§ **STATED EXERCISE**:
Which lines below hold the word "animals"? Report each one.

___ PROVIDED DATA

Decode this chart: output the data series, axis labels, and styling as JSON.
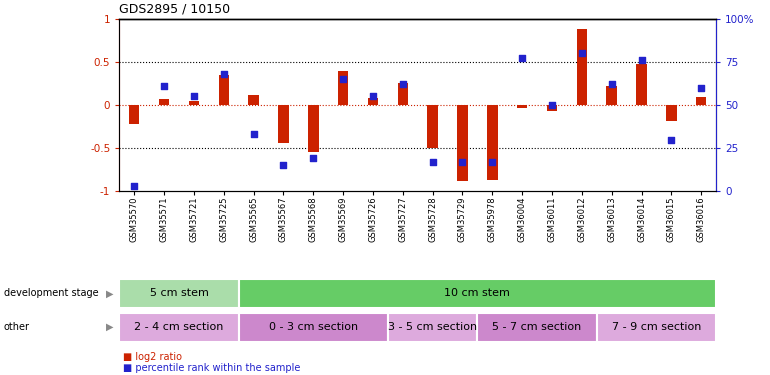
{
  "title": "GDS2895 / 10150",
  "samples": [
    "GSM35570",
    "GSM35571",
    "GSM35721",
    "GSM35725",
    "GSM35565",
    "GSM35567",
    "GSM35568",
    "GSM35569",
    "GSM35726",
    "GSM35727",
    "GSM35728",
    "GSM35729",
    "GSM35978",
    "GSM36004",
    "GSM36011",
    "GSM36012",
    "GSM36013",
    "GSM36014",
    "GSM36015",
    "GSM36016"
  ],
  "log2_ratio": [
    -0.22,
    0.07,
    0.05,
    0.35,
    0.12,
    -0.44,
    -0.55,
    0.4,
    0.08,
    0.25,
    -0.5,
    -0.88,
    -0.87,
    -0.04,
    -0.07,
    0.88,
    0.22,
    0.47,
    -0.18,
    0.09
  ],
  "percentile": [
    3,
    61,
    55,
    68,
    33,
    15,
    19,
    65,
    55,
    62,
    17,
    17,
    17,
    77,
    50,
    80,
    62,
    76,
    30,
    60
  ],
  "bar_color": "#cc2200",
  "dot_color": "#2222cc",
  "ylim_left": [
    -1,
    1
  ],
  "ylim_right": [
    0,
    100
  ],
  "tick_labels_left": [
    "-1",
    "-0.5",
    "0",
    "0.5",
    "1"
  ],
  "tick_values_left": [
    -1,
    -0.5,
    0,
    0.5,
    1
  ],
  "tick_labels_right": [
    "0",
    "25",
    "50",
    "75",
    "100%"
  ],
  "tick_values_right": [
    0,
    25,
    50,
    75,
    100
  ],
  "dev_stage_groups": [
    {
      "label": "5 cm stem",
      "start": 0,
      "end": 3,
      "color": "#aaddaa"
    },
    {
      "label": "10 cm stem",
      "start": 4,
      "end": 19,
      "color": "#66cc66"
    }
  ],
  "other_groups": [
    {
      "label": "2 - 4 cm section",
      "start": 0,
      "end": 3,
      "color": "#ddaadd"
    },
    {
      "label": "0 - 3 cm section",
      "start": 4,
      "end": 8,
      "color": "#cc88cc"
    },
    {
      "label": "3 - 5 cm section",
      "start": 9,
      "end": 11,
      "color": "#ddaadd"
    },
    {
      "label": "5 - 7 cm section",
      "start": 12,
      "end": 15,
      "color": "#cc88cc"
    },
    {
      "label": "7 - 9 cm section",
      "start": 16,
      "end": 19,
      "color": "#ddaadd"
    }
  ]
}
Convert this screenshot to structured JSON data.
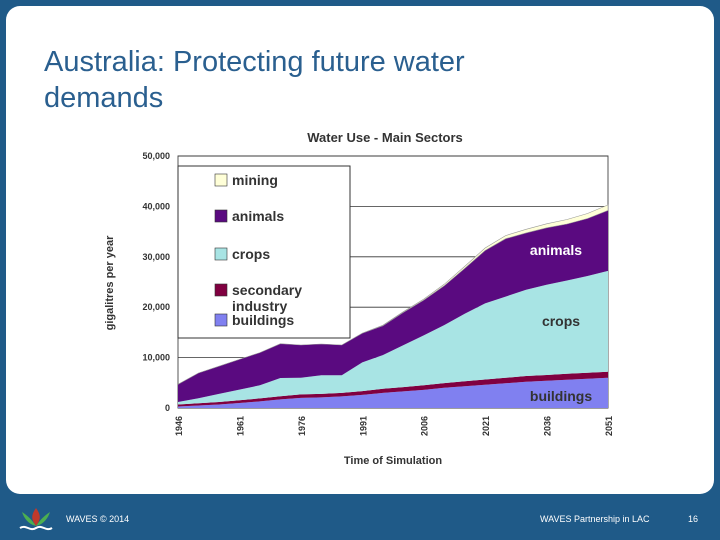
{
  "slide": {
    "title_line1": "Australia: Protecting future water",
    "title_line2": "demands"
  },
  "footer": {
    "left": "WAVES © 2014",
    "center": "WAVES Partnership in LAC",
    "page": "16"
  },
  "colors": {
    "background": "#1f5a88",
    "title": "#2a5f8f",
    "buildings": "#8080f0",
    "secondary": "#800040",
    "crops": "#a8e4e4",
    "animals": "#5a0a80",
    "mining": "#ffffd8"
  },
  "chart_data": {
    "type": "area",
    "stacked": true,
    "title": "Water Use - Main Sectors",
    "xlabel": "Time of Simulation",
    "ylabel": "gigalitres per year",
    "ylim": [
      0,
      50000
    ],
    "xlim": [
      1946,
      2051
    ],
    "xticks": [
      "1946",
      "1961",
      "1976",
      "1991",
      "2006",
      "2021",
      "2036",
      "2051"
    ],
    "yticks": [
      "0",
      "10,000",
      "20,000",
      "30,000",
      "40,000",
      "50,000"
    ],
    "grid": true,
    "legend_position": "top-left",
    "legend": [
      "mining",
      "animals",
      "crops",
      "secondary industry",
      "buildings"
    ],
    "x": [
      1946,
      1951,
      1956,
      1961,
      1966,
      1971,
      1976,
      1981,
      1986,
      1991,
      1996,
      2001,
      2006,
      2011,
      2016,
      2021,
      2026,
      2031,
      2036,
      2041,
      2046,
      2051
    ],
    "series": [
      {
        "name": "buildings",
        "color": "#8080f0",
        "values": [
          300,
          500,
          700,
          1000,
          1300,
          1700,
          2000,
          2100,
          2300,
          2600,
          3000,
          3300,
          3600,
          4000,
          4300,
          4600,
          4900,
          5200,
          5400,
          5600,
          5800,
          6000
        ]
      },
      {
        "name": "secondary industry",
        "color": "#800040",
        "values": [
          400,
          450,
          500,
          550,
          600,
          650,
          700,
          700,
          700,
          750,
          800,
          850,
          900,
          950,
          1000,
          1050,
          1100,
          1150,
          1150,
          1200,
          1200,
          1200
        ]
      },
      {
        "name": "crops",
        "color": "#a8e4e4",
        "values": [
          500,
          1000,
          1600,
          2100,
          2600,
          3600,
          3300,
          3700,
          3500,
          5700,
          6700,
          8300,
          9900,
          11500,
          13400,
          15100,
          16100,
          17100,
          17900,
          18500,
          19200,
          20000
        ]
      },
      {
        "name": "animals",
        "color": "#5a0a80",
        "values": [
          3500,
          5000,
          5500,
          6000,
          6500,
          6800,
          6500,
          6200,
          6000,
          5800,
          5800,
          6500,
          7000,
          7800,
          9000,
          10500,
          11500,
          11300,
          11300,
          11200,
          11400,
          12000
        ]
      },
      {
        "name": "mining",
        "color": "#ffffd8",
        "values": [
          0,
          0,
          0,
          0,
          0,
          0,
          0,
          0,
          0,
          0,
          100,
          150,
          200,
          300,
          400,
          500,
          600,
          700,
          800,
          900,
          1000,
          1100
        ]
      }
    ],
    "annotations": [
      "animals",
      "crops",
      "buildings"
    ]
  }
}
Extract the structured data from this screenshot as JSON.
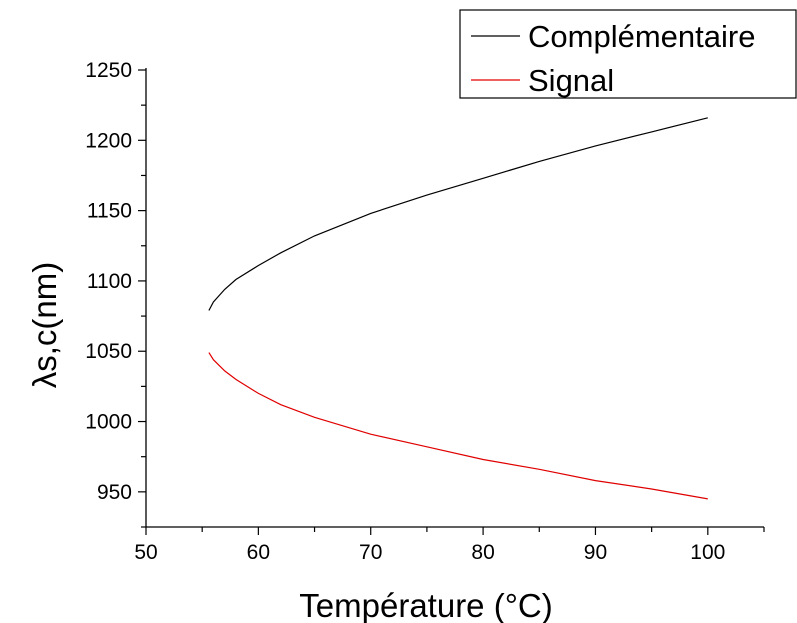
{
  "chart_data": {
    "type": "line",
    "title": "",
    "xlabel": "Température (°C)",
    "ylabel": "λs,c(nm)",
    "xlim": [
      50,
      105
    ],
    "ylim": [
      925,
      1250
    ],
    "xticks": [
      50,
      60,
      70,
      80,
      90,
      100
    ],
    "yticks": [
      950,
      1000,
      1050,
      1100,
      1150,
      1200,
      1250
    ],
    "grid": false,
    "legend_position": "top-right",
    "series": [
      {
        "name": "Complémentaire",
        "color": "#000000",
        "x": [
          55.6,
          56,
          57,
          58,
          60,
          62,
          65,
          70,
          75,
          80,
          85,
          90,
          95,
          100
        ],
        "y": [
          1079,
          1085,
          1094,
          1101,
          1111,
          1120,
          1132,
          1148,
          1161,
          1173,
          1185,
          1196,
          1206,
          1216
        ]
      },
      {
        "name": "Signal",
        "color": "#e00000",
        "x": [
          55.6,
          56,
          57,
          58,
          60,
          62,
          65,
          70,
          75,
          80,
          85,
          90,
          95,
          100
        ],
        "y": [
          1049,
          1044,
          1036,
          1030,
          1020,
          1012,
          1003,
          991,
          982,
          973,
          966,
          958,
          952,
          945
        ]
      }
    ]
  }
}
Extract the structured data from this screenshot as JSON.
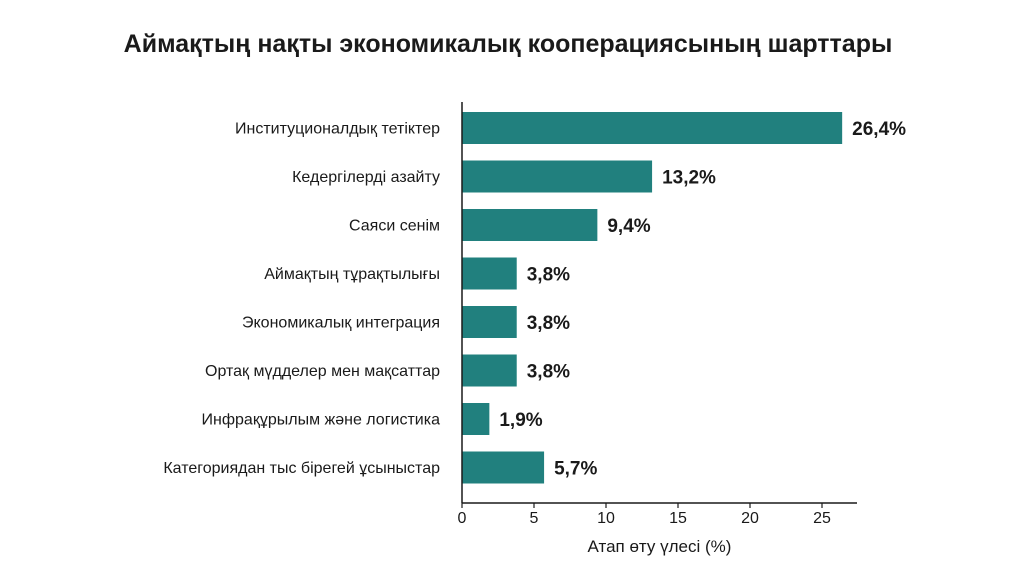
{
  "colors": {
    "bar": "#21807e",
    "axis": "#1a1a1a"
  },
  "chart_data": {
    "type": "bar",
    "orientation": "horizontal",
    "title": "Аймақтың нақты экономикалық кооперациясының шарттары",
    "xlabel": "Атап өту үлесі (%)",
    "ylabel": "",
    "xlim": [
      0,
      27.5
    ],
    "xticks": [
      0,
      5,
      10,
      15,
      20,
      25
    ],
    "grid": false,
    "categories": [
      "Институционалдық тетіктер",
      "Кедергілерді азайту",
      "Саяси сенім",
      "Аймақтың тұрақтылығы",
      "Экономикалық интеграция",
      "Ортақ мүдделер мен мақсаттар",
      "Инфрақұрылым және логистика",
      "Категориядан тыс бірегей ұсыныстар"
    ],
    "values": [
      26.4,
      13.2,
      9.4,
      3.8,
      3.8,
      3.8,
      1.9,
      5.7
    ],
    "value_labels": [
      "26,4%",
      "13,2%",
      "9,4%",
      "3,8%",
      "3,8%",
      "3,8%",
      "1,9%",
      "5,7%"
    ]
  }
}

______

§ **TASK OUTPUT**:
    "animals": "#5a0a80",
      "animals",
        "name": "animals",
      "animals",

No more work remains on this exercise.